▶ PROVIDED RECORDS
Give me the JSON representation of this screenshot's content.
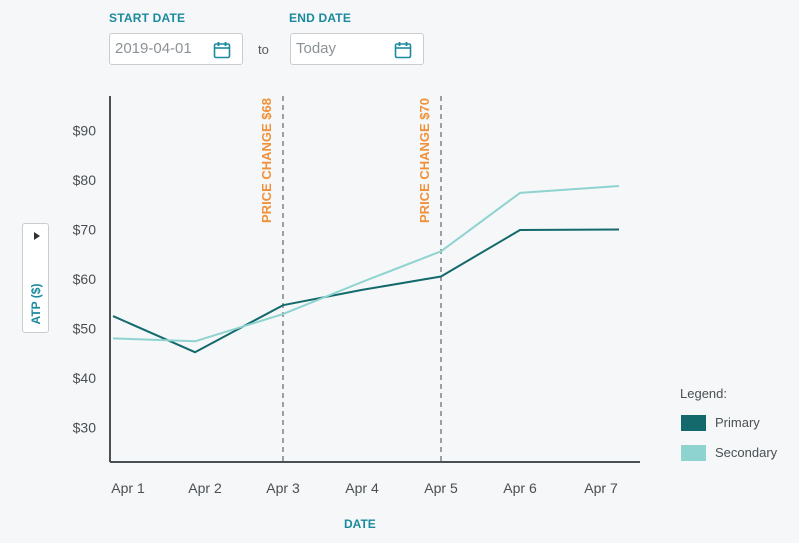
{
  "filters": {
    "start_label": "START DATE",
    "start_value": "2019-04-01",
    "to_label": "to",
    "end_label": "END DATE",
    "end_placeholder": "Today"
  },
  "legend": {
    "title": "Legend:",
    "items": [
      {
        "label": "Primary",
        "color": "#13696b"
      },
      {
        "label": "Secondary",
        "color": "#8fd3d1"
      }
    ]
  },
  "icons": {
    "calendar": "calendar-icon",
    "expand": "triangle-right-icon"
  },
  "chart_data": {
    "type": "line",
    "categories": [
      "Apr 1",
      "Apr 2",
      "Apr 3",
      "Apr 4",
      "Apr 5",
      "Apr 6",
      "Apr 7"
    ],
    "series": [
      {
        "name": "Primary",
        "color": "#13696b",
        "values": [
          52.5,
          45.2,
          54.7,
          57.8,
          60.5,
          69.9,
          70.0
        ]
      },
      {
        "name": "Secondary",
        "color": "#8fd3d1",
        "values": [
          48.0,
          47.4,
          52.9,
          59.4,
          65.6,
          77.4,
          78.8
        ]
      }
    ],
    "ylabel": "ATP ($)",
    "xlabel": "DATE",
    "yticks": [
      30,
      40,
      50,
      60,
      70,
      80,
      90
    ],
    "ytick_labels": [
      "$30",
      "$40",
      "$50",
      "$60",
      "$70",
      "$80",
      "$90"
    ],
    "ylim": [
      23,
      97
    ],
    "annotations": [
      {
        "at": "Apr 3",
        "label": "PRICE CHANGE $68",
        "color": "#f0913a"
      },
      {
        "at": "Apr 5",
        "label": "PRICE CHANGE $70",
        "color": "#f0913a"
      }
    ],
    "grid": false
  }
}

▶ WHAT THIS TASK INVOLVES
Copy each line in the data that holds the word "color".

▶ EXPECTED ANSWER
        "color": "#13696b"
        "color": "#8fd3d1"
        "color": "#13696b",
        "color": "#8fd3d1",
        "color": "#f0913a"
        "color": "#f0913a"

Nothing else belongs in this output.